• **Directive**
Omit the pictures and output every entry below exactly as written.

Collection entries
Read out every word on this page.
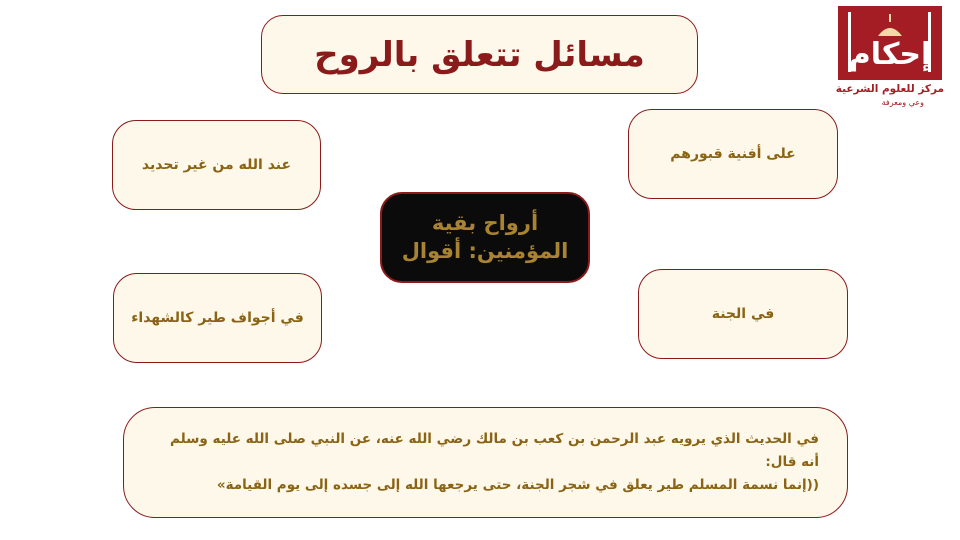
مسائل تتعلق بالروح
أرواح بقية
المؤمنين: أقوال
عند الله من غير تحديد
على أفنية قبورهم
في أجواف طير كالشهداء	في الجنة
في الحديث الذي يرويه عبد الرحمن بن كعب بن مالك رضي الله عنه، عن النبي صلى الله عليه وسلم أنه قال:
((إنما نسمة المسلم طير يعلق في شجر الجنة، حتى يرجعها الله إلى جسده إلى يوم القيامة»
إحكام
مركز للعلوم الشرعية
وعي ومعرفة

• **Answer**
Read out every word on this page.
مسائل تتعلق بالروح
أرواح بقية
المؤمنين: أقوال
عند الله من غير تحديد
على أفنية قبورهم
في أجواف طير كالشهداء	في الجنة
في الحديث الذي يرويه عبد الرحمن بن كعب بن مالك رضي الله عنه، عن النبي صلى الله عليه وسلم أنه قال:
((إنما نسمة المسلم طير يعلق في شجر الجنة، حتى يرجعها الله إلى جسده إلى يوم القيامة»
إحكام
مركز للعلوم الشرعية
وعي ومعرفة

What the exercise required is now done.